[Stored data entries]
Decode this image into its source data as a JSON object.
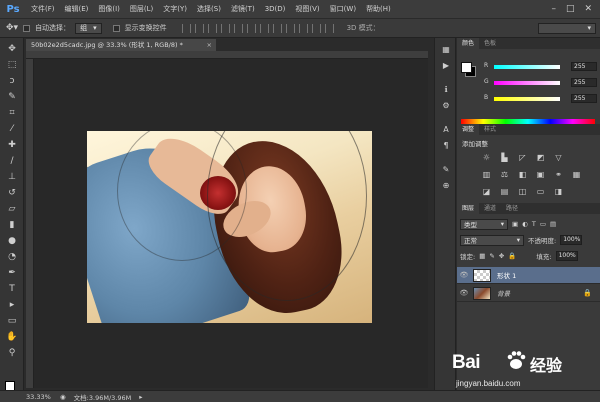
{
  "app": {
    "logo": "Ps",
    "menu": [
      "文件(F)",
      "编辑(E)",
      "图像(I)",
      "图层(L)",
      "文字(Y)",
      "选择(S)",
      "滤镜(T)",
      "3D(D)",
      "视图(V)",
      "窗口(W)",
      "帮助(H)"
    ],
    "window_controls": [
      "–",
      "□",
      "✕"
    ]
  },
  "options_bar": {
    "auto_select_label": "自动选择：",
    "auto_select_value": "组",
    "show_transform_label": "显示变换控件",
    "mode_3d_label": "3D 模式："
  },
  "document": {
    "tab_title": "50b02e2d5cadc.jpg @ 33.3% (形状 1, RGB/8) *",
    "close_glyph": "×"
  },
  "color_panel": {
    "tabs": [
      "颜色",
      "色板"
    ],
    "r_label": "R",
    "g_label": "G",
    "b_label": "B",
    "r_value": "255",
    "g_value": "255",
    "b_value": "255"
  },
  "adjustments_panel": {
    "tabs": [
      "调整",
      "样式"
    ],
    "title": "添加调整"
  },
  "layers_panel": {
    "tabs": [
      "图层",
      "通道",
      "路径"
    ],
    "filter_kind": "类型",
    "blend_mode": "正常",
    "opacity_label": "不透明度:",
    "opacity_value": "100%",
    "lock_label": "锁定:",
    "fill_label": "填充:",
    "fill_value": "100%",
    "layers": [
      {
        "name": "形状 1",
        "selected": true
      },
      {
        "name": "背景",
        "selected": false
      }
    ]
  },
  "status_bar": {
    "zoom": "33.33%",
    "doc_info": "文档:3.96M/3.96M"
  },
  "watermark": {
    "brand": "Bai",
    "brand2": "经验",
    "url": "jingyan.baidu.com"
  },
  "colors": {
    "accent_selected_layer": "#5a6e8c",
    "background": "#2b2b2b"
  }
}
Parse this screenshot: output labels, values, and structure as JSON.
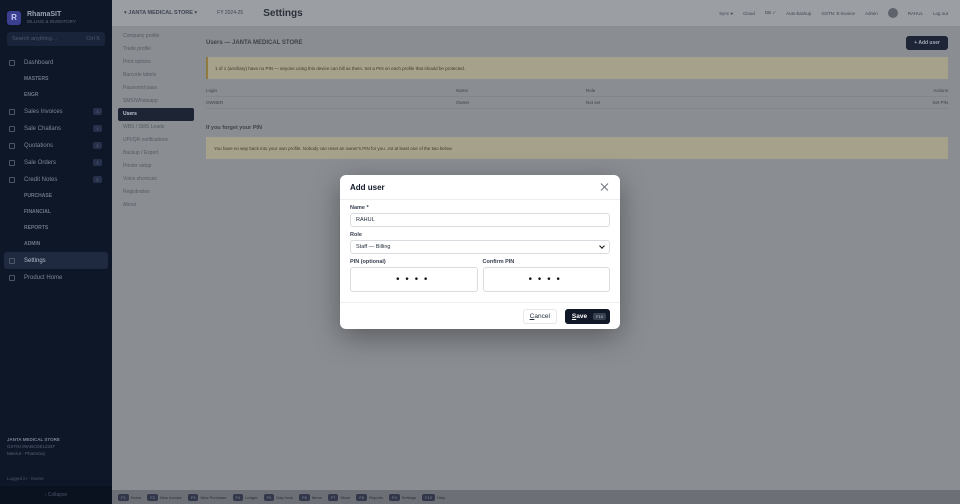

# What you have to do
Images must not appear in the copy; reproduce everything else in the records verbatim.

# Final answer
Decode this image into its source data as a JSON object.
{
  "app": {
    "logo": "Ps",
    "menu": [
      "文件(F)",
      "编辑(E)",
      "图像(I)",
      "图层(L)",
      "文字(Y)",
      "选择(S)",
      "滤镜(T)",
      "3D(D)",
      "视图(V)",
      "窗口(W)",
      "帮助(H)"
    ],
    "window_controls": [
      "–",
      "□",
      "✕"
    ]
  },
  "options_bar": {
    "auto_select_label": "自动选择：",
    "auto_select_value": "组",
    "show_transform_label": "显示变换控件",
    "mode_3d_label": "3D 模式："
  },
  "document": {
    "tab_title": "50b02e2d5cadc.jpg @ 33.3% (形状 1, RGB/8) *",
    "close_glyph": "×"
  },
  "color_panel": {
    "tabs": [
      "颜色",
      "色板"
    ],
    "r_label": "R",
    "g_label": "G",
    "b_label": "B",
    "r_value": "255",
    "g_value": "255",
    "b_value": "255"
  },
  "adjustments_panel": {
    "tabs": [
      "调整",
      "样式"
    ],
    "title": "添加调整"
  },
  "layers_panel": {
    "tabs": [
      "图层",
      "通道",
      "路径"
    ],
    "filter_kind": "类型",
    "blend_mode": "正常",
    "opacity_label": "不透明度:",
    "opacity_value": "100%",
    "lock_label": "锁定:",
    "fill_label": "填充:",
    "fill_value": "100%",
    "layers": [
      {
        "name": "形状 1",
        "selected": true
      },
      {
        "name": "背景",
        "selected": false
      }
    ]
  },
  "status_bar": {
    "zoom": "33.33%",
    "doc_info": "文档:3.96M/3.96M"
  },
  "watermark": {
    "brand": "Bai",
    "brand2": "经验",
    "url": "jingyan.baidu.com"
  },
  "colors": {
    "accent_selected_layer": "#5a6e8c",
    "background": "#2b2b2b"
  }
}
Parse this screenshot: output labels, values, and structure as JSON.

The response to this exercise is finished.